** START Supplied material **

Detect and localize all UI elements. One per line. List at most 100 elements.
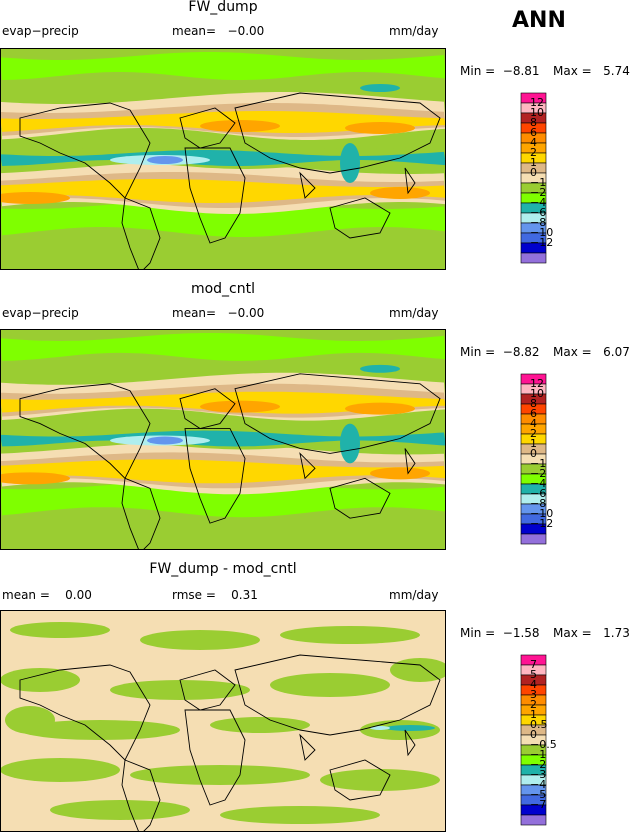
coastline	[404, 448, 416, 475]
panel-1-max: Max = 5.74	[553, 64, 630, 78]
colorbar-tick-label: 3	[530, 688, 537, 701]
contour-region	[220, 806, 380, 824]
contour-region	[5, 706, 55, 734]
panel-2-max: Max = 6.07	[553, 345, 630, 359]
coastline	[329, 197, 391, 239]
colorbar-tick-label: −12	[530, 236, 554, 249]
colorbar-tick-label: −2	[530, 467, 547, 480]
contour-region	[140, 630, 260, 650]
colorbar-tick-label: 4	[530, 417, 537, 430]
colorbar-tick-label: 1	[530, 156, 537, 169]
contour-region	[0, 758, 120, 782]
map-frame	[0, 48, 446, 270]
contour-region	[50, 800, 190, 820]
colorbar-tick-label: 4	[530, 678, 537, 691]
colorbar-tick-label: 7	[530, 658, 537, 671]
contour-region	[280, 626, 420, 644]
contour-band	[0, 52, 446, 80]
colorbar-tick-label: 8	[530, 397, 537, 410]
contour-region	[0, 668, 80, 692]
coastline	[329, 477, 391, 519]
colorbar-tick-label: 8	[530, 116, 537, 129]
panel-3-units-label: mm/day	[389, 588, 439, 602]
season-label: ANN	[512, 8, 566, 33]
colorbar-tick-label: −4	[530, 196, 547, 209]
colorbar-tick-label: 6	[530, 126, 537, 139]
colorbar-tick-label: 5	[530, 668, 537, 681]
contour-region	[370, 187, 430, 199]
coastline	[179, 388, 236, 430]
colorbar-tick-label: −6	[530, 206, 547, 219]
colorbar-tick-label: 0	[530, 166, 537, 179]
panel-3-min: Min = −1.58	[460, 626, 540, 640]
panel-2-colorbar	[520, 373, 547, 545]
colorbar-tick-label: 1	[530, 437, 537, 450]
colorbar-tick-label: 0	[530, 728, 537, 741]
coastline	[184, 147, 246, 244]
colorbar-tick-label: −1	[530, 176, 547, 189]
panel-1-title: FW_dump	[188, 0, 258, 15]
colorbar-tick-label: 2	[530, 698, 537, 711]
colorbar-tick-label: 2	[530, 427, 537, 440]
contour-region	[370, 467, 430, 480]
panel-3-title: FW_dump - mod_cntl	[149, 561, 297, 577]
colorbar-tick-label: 0	[530, 447, 537, 460]
coastline	[234, 373, 441, 454]
colorbar-tick-label: 6	[530, 407, 537, 420]
contour-band	[0, 430, 446, 447]
panel-2-min: Min = −8.82	[460, 345, 540, 359]
contour-region	[360, 84, 400, 92]
colorbar-tick-label: 0.5	[530, 718, 548, 731]
colorbar-swatch	[520, 814, 547, 826]
panel-3-max: Max = 1.73	[553, 626, 630, 640]
panel-2-mean-label: mean= −0.00	[172, 306, 265, 320]
colorbar-tick-label: −6	[530, 487, 547, 500]
colorbar-tick-label: −3	[530, 768, 547, 781]
contour-region	[110, 680, 250, 700]
colorbar-tick-label: 12	[530, 377, 544, 390]
coastline	[179, 669, 236, 711]
colorbar-tick-label: 1	[530, 708, 537, 721]
contour-region	[147, 436, 183, 445]
panel-2-variable-label: evap−precip	[2, 306, 79, 320]
coastline	[121, 197, 161, 270]
colorbar-tick-label: 4	[530, 136, 537, 149]
colorbar-tick-label: −10	[530, 507, 554, 520]
colorbar-tick-label: −12	[530, 517, 554, 530]
panel-3-mean-label: mean = 0.00	[2, 588, 92, 602]
colorbar-tick-label: −8	[530, 497, 547, 510]
panel-1-units-label: mm/day	[389, 24, 439, 38]
contour-region	[10, 622, 110, 638]
panel-1-mean-label: mean= −0.00	[172, 24, 265, 38]
coastline	[299, 452, 316, 480]
panel-1-colorbar	[520, 92, 547, 264]
colorbar-tick-label: −2	[530, 186, 547, 199]
panel-2-units-label: mm/day	[389, 306, 439, 320]
colorbar-tick-label: −1	[530, 457, 547, 470]
colorbar-tick-label: −0.5	[530, 738, 557, 751]
colorbar-tick-label: −1	[530, 748, 547, 761]
colorbar-tick-label: −5	[530, 788, 547, 801]
contour-region	[210, 717, 310, 733]
colorbar-tick-label: 12	[530, 96, 544, 109]
contour-region	[345, 122, 415, 134]
coastline	[404, 167, 416, 195]
panel-2-map	[0, 329, 446, 550]
contour-region	[340, 423, 360, 464]
contour-region	[20, 720, 180, 740]
colorbar-tick-label: −4	[530, 477, 547, 490]
colorbar-tick-label: 10	[530, 106, 544, 119]
colorbar-tick-label: 2	[530, 146, 537, 159]
colorbar-tick-label: −2	[530, 758, 547, 771]
coastline	[234, 654, 441, 736]
panel-1-map	[0, 48, 446, 270]
map-frame	[0, 610, 446, 832]
contour-region	[130, 765, 310, 785]
colorbar-tick-label: 10	[530, 387, 544, 400]
panel-3-map	[0, 610, 446, 832]
coastline	[234, 92, 441, 174]
coastline	[179, 107, 236, 149]
contour-region	[370, 726, 390, 730]
coastline	[121, 477, 161, 550]
contour-region	[147, 156, 183, 164]
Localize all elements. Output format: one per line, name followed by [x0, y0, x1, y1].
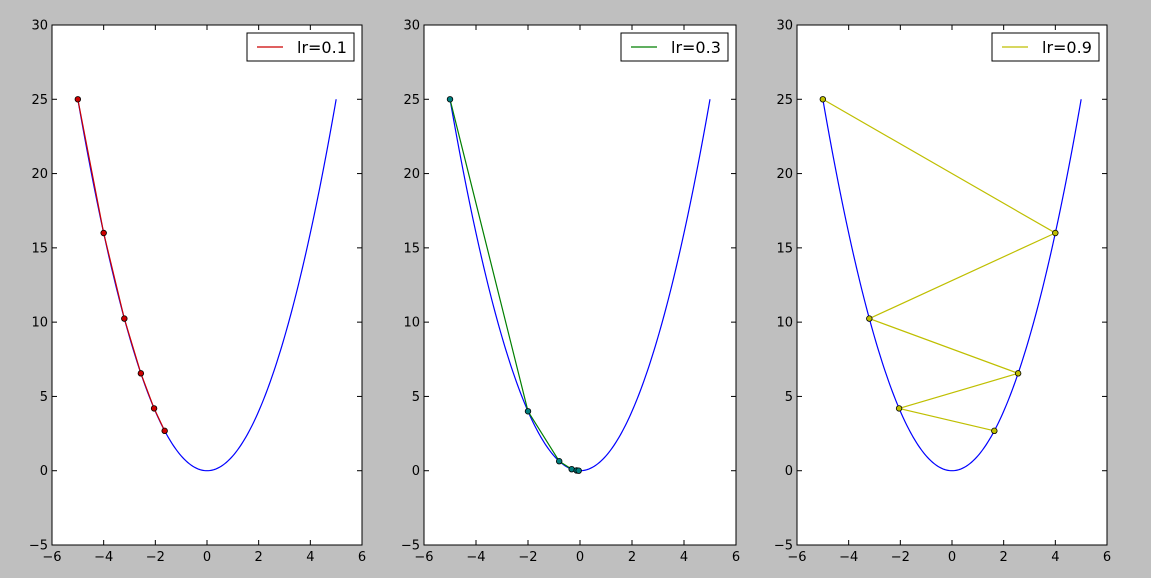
x-tick-label: 2 [628, 550, 636, 565]
plot-area [797, 25, 1107, 545]
x-tick-label: 2 [1000, 550, 1008, 565]
y-tick-label: 10 [776, 316, 793, 331]
x-tick-label: −6 [787, 550, 806, 565]
data-point [1052, 229, 1059, 237]
x-tick-label: −2 [518, 550, 537, 565]
y-tick-label: 5 [785, 390, 793, 405]
y-tick-label: −5 [774, 539, 793, 554]
y-tick-label: 5 [412, 390, 420, 405]
data-point [121, 315, 128, 322]
y-tick-label: 20 [776, 167, 793, 182]
y-tick-label: −5 [401, 539, 420, 554]
x-tick-label: −6 [42, 550, 61, 565]
x-tick-label: −6 [414, 550, 433, 565]
plot-area [424, 25, 736, 545]
legend-label: lr=0.3 [671, 38, 721, 57]
series-line [822, 98, 1057, 432]
legend: lr=0.9 [991, 32, 1100, 62]
chart-panel-3: −6 −4 −2 0 2 4 6 −5 0 5 10 15 20 25 30 lr=0.9 [774, 19, 1111, 566]
data-point [100, 229, 107, 237]
legend-label: lr=0.9 [1042, 38, 1092, 57]
series-line [77, 99, 166, 432]
y-tick-label: 0 [412, 464, 420, 479]
data-point [161, 427, 168, 435]
data-point [446, 96, 454, 103]
y-tick-label: 25 [776, 93, 793, 108]
chart-panel-2: −6 −4 −2 0 2 4 6 −5 0 5 10 15 20 25 30 lr=0.3 [401, 19, 740, 566]
y-tick-label: 10 [31, 316, 48, 331]
y-tick-label: 25 [31, 93, 48, 108]
y-tick-label: 25 [403, 93, 420, 108]
x-tick-label: 6 [732, 550, 740, 565]
y-tick-label: 15 [403, 241, 420, 256]
y-tick-label: 5 [40, 390, 48, 405]
y-tick-label: −5 [29, 539, 48, 554]
x-tick-label: −2 [891, 550, 910, 565]
y-tick-label: 20 [403, 167, 420, 182]
y-tick-label: 0 [785, 464, 793, 479]
chart-panel-1: −6 −4 −2 0 2 4 6 −5 0 5 10 15 20 25 30 lr=0.1 [29, 19, 366, 566]
x-tick-label: −4 [839, 550, 858, 565]
y-tick-label: 0 [40, 464, 48, 479]
y-tick-label: 30 [31, 19, 48, 34]
x-tick-label: −2 [146, 550, 165, 565]
legend: lr=0.1 [246, 32, 355, 62]
x-tick-label: 4 [680, 550, 688, 565]
data-point [866, 315, 873, 322]
data-point [991, 427, 998, 435]
x-tick-label: 6 [1103, 550, 1111, 565]
x-tick-label: 2 [255, 550, 263, 565]
x-tick-label: −4 [94, 550, 113, 565]
y-tick-label: 20 [31, 167, 48, 182]
data-point [524, 408, 532, 415]
data-point [74, 96, 82, 103]
x-tick-label: 0 [948, 550, 956, 565]
data-point [575, 467, 582, 474]
x-tick-label: 6 [358, 550, 366, 565]
plot-area [52, 25, 362, 545]
parabola-curve [822, 99, 1082, 472]
y-tick-label: 10 [403, 316, 420, 331]
x-tick-label: 0 [576, 550, 584, 565]
data-point [895, 405, 903, 412]
x-tick-label: 4 [306, 550, 314, 565]
y-tick-label: 30 [403, 19, 420, 34]
data-point [1014, 370, 1022, 377]
x-tick-label: 0 [203, 550, 211, 565]
legend: lr=0.3 [620, 32, 729, 62]
data-point [819, 96, 827, 103]
y-tick-label: 30 [776, 19, 793, 34]
y-tick-label: 15 [31, 241, 48, 256]
data-point [137, 370, 145, 377]
x-tick-label: −4 [466, 550, 485, 565]
data-point [556, 458, 563, 465]
y-tick-label: 15 [776, 241, 793, 256]
legend-label: lr=0.1 [297, 38, 347, 57]
x-tick-label: 4 [1051, 550, 1059, 565]
data-point [150, 405, 158, 412]
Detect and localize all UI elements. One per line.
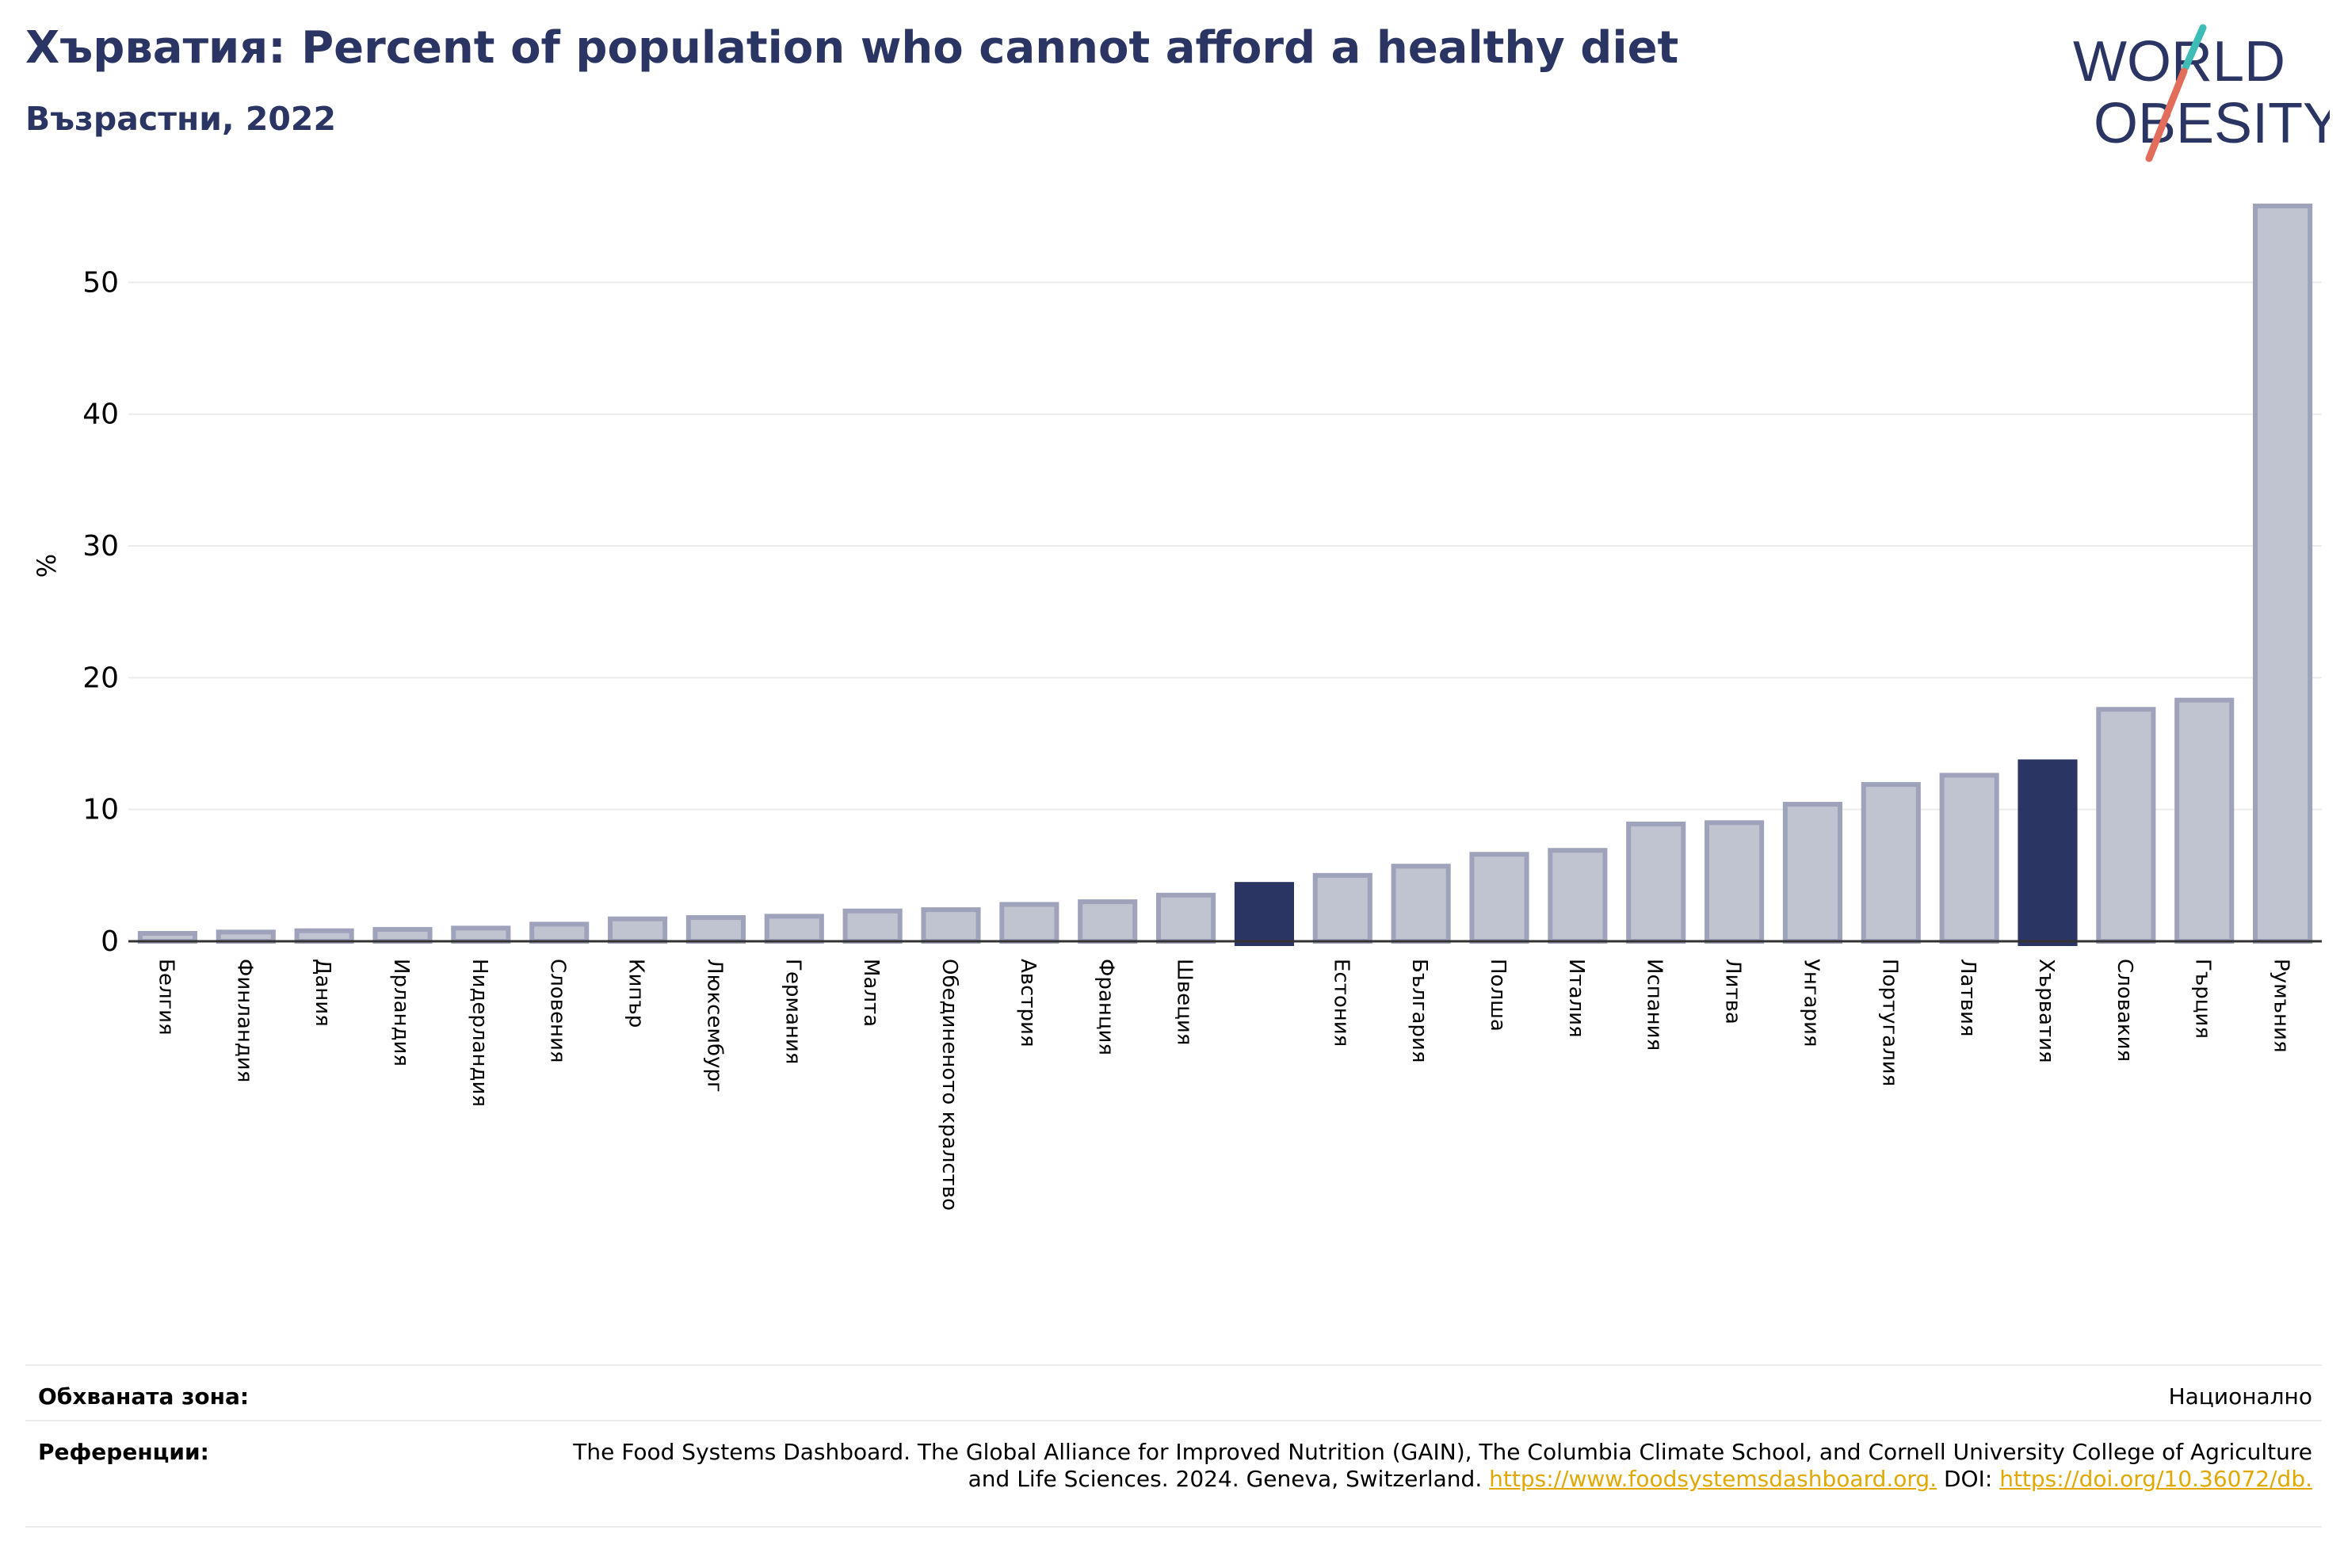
- bar: [1861, 782, 1921, 944]
- bar: [1782, 802, 1842, 944]
- footer-divider-top: [25, 1364, 2322, 1366]
- x-tick-label: Люксембург: [702, 959, 726, 1093]
- y-tick-label: 20: [82, 662, 119, 694]
- x-tick-label: Португалия: [1877, 959, 1901, 1086]
- bar: [608, 916, 668, 944]
- bar: [294, 928, 354, 944]
- bar: [1548, 848, 1608, 944]
- foodsystems-link[interactable]: https://www.foodsystemsdashboard.org.: [1489, 1466, 1937, 1492]
- y-tick-label: 30: [82, 530, 119, 563]
- footer-divider-middle: [25, 1420, 2322, 1421]
- world-obesity-logo: WORLD OBESITY: [2073, 24, 2330, 162]
- logo-slash-coral: [2145, 67, 2188, 162]
- bar: [685, 915, 746, 944]
- x-tick-label: Финландия: [232, 959, 256, 1082]
- references-text-block: The Food Systems Dashboard. The Global A…: [569, 1439, 2312, 1493]
- x-tick-label: Унгария: [1799, 959, 1823, 1047]
- x-tick-label: Литва: [1721, 959, 1745, 1024]
- bar: [1705, 820, 1765, 944]
- x-tick-label: Швеция: [1173, 959, 1197, 1045]
- x-tick-label: Австрия: [1016, 959, 1040, 1047]
- bar: [1391, 864, 1451, 944]
- bar-highlight: [1234, 882, 1294, 946]
- page-title: Хърватия: Percent of population who cann…: [25, 22, 1679, 74]
- page-subtitle: Възрастни, 2022: [25, 100, 336, 138]
- x-tick-label: Малта: [859, 959, 883, 1027]
- bar: [1156, 892, 1216, 944]
- bar-chart: 0 10 20 30 40 50% Белгия Финландия Дания Ирландия…: [32, 203, 2322, 1211]
- bar: [1312, 872, 1372, 944]
- coverage-label: Обхваната зона:: [38, 1383, 250, 1410]
- x-tick-label: Испания: [1643, 959, 1666, 1051]
- logo-word-obesity: OBESITY: [2094, 92, 2330, 155]
- x-tick-label: Италия: [1564, 959, 1588, 1038]
- x-tick-label: Словения: [546, 959, 570, 1063]
- y-tick-label: 0: [101, 925, 119, 958]
- x-tick-label: Латвия: [1956, 959, 1979, 1037]
- coverage-value: Национално: [2168, 1383, 2312, 1410]
- bar: [921, 907, 981, 944]
- bar: [2174, 697, 2235, 944]
- x-tick-label: Белгия: [154, 959, 178, 1036]
- x-tick-label: Румъния: [2270, 959, 2293, 1053]
- bar: [764, 914, 824, 944]
- y-tick-label: 10: [82, 794, 119, 826]
- footer-divider-bottom: [25, 1526, 2322, 1528]
- doi-link[interactable]: https://doi.org/10.36072/db.: [1999, 1466, 2312, 1492]
- bar: [2253, 203, 2313, 944]
- x-tick-label: Естония: [1329, 959, 1353, 1047]
- references-doi-label: DOI:: [1944, 1466, 1993, 1492]
- bar: [842, 908, 903, 944]
- bar: [1626, 821, 1686, 944]
- x-tick-label: Германия: [781, 959, 804, 1064]
- bars: [137, 203, 2313, 946]
- bar: [216, 929, 276, 944]
- x-tick-label: Дания: [311, 959, 334, 1027]
- x-tick-label: Полша: [1486, 959, 1510, 1032]
- references-label: Референции:: [38, 1439, 209, 1465]
- y-tick-label: 40: [82, 399, 119, 431]
- bar: [999, 902, 1059, 944]
- x-tick-label: Ирландия: [389, 959, 413, 1066]
- x-tick-label: Нидерландия: [468, 959, 491, 1107]
- bar: [372, 927, 433, 944]
- bar: [1469, 852, 1529, 944]
- bar: [2096, 707, 2156, 944]
- bar: [451, 925, 511, 944]
- bar: [1939, 773, 1999, 944]
- bar: [529, 921, 590, 944]
- x-tick-label: Словакия: [2113, 959, 2136, 1062]
- grid-lines: [128, 281, 2322, 811]
- y-tick-label: 50: [82, 266, 119, 299]
- x-tick-label: Хърватия: [2034, 959, 2058, 1063]
- references-text: The Food Systems Dashboard. The Global A…: [573, 1439, 2312, 1492]
- x-tick-label: Франция: [1094, 959, 1118, 1055]
- logo-slash-teal: [2182, 24, 2207, 71]
- bar-highlight: [2018, 759, 2078, 946]
- x-tick-label: Кипър: [624, 959, 648, 1028]
- tick-labels: 0 10 20 30 40 50% Белгия Финландия Дания Ирландия…: [32, 266, 2293, 1211]
- bar: [1078, 899, 1138, 944]
- x-tick-label: България: [1407, 959, 1431, 1063]
- x-tick-label: Обединеното кралство: [937, 959, 961, 1211]
- x-tick-label: Гърция: [2191, 959, 2215, 1039]
- y-axis-label: %: [32, 554, 62, 578]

** END Supplied material **

Return, unchanged, the rows from the line with "x-tick-label: 2 [628, 550, 636, 565]" to the line with "y-tick-label: 25 [403, 93, 420, 108]", including both of those lines.

→ The response
x-tick-label: 2 [628, 550, 636, 565]
plot-area [797, 25, 1107, 545]
x-tick-label: 2 [1000, 550, 1008, 565]
y-tick-label: 10 [776, 316, 793, 331]
x-tick-label: −6 [787, 550, 806, 565]
data-point [1052, 229, 1059, 237]
x-tick-label: −2 [518, 550, 537, 565]
y-tick-label: 5 [785, 390, 793, 405]
y-tick-label: −5 [774, 539, 793, 554]
y-tick-label: 5 [412, 390, 420, 405]
data-point [121, 315, 128, 322]
y-tick-label: 20 [776, 167, 793, 182]
y-tick-label: −5 [401, 539, 420, 554]
x-tick-label: −6 [42, 550, 61, 565]
x-tick-label: −6 [414, 550, 433, 565]
plot-area [424, 25, 736, 545]
legend-label: lr=0.3 [671, 38, 721, 57]
series-line [822, 98, 1057, 432]
legend: lr=0.9 [991, 32, 1100, 62]
chart-panel-3: −6 −4 −2 0 2 4 6 −5 0 5 10 15 20 25 30 lr=0.9 [774, 19, 1111, 566]
data-point [100, 229, 107, 237]
legend-label: lr=0.9 [1042, 38, 1092, 57]
series-line [77, 99, 166, 432]
y-tick-label: 0 [412, 464, 420, 479]
data-point [161, 427, 168, 435]
data-point [446, 96, 454, 103]
y-tick-label: 25 [776, 93, 793, 108]
chart-panel-2: −6 −4 −2 0 2 4 6 −5 0 5 10 15 20 25 30 lr=0.3 [401, 19, 740, 566]
y-tick-label: 10 [31, 316, 48, 331]
y-tick-label: 25 [31, 93, 48, 108]
y-tick-label: 25 [403, 93, 420, 108]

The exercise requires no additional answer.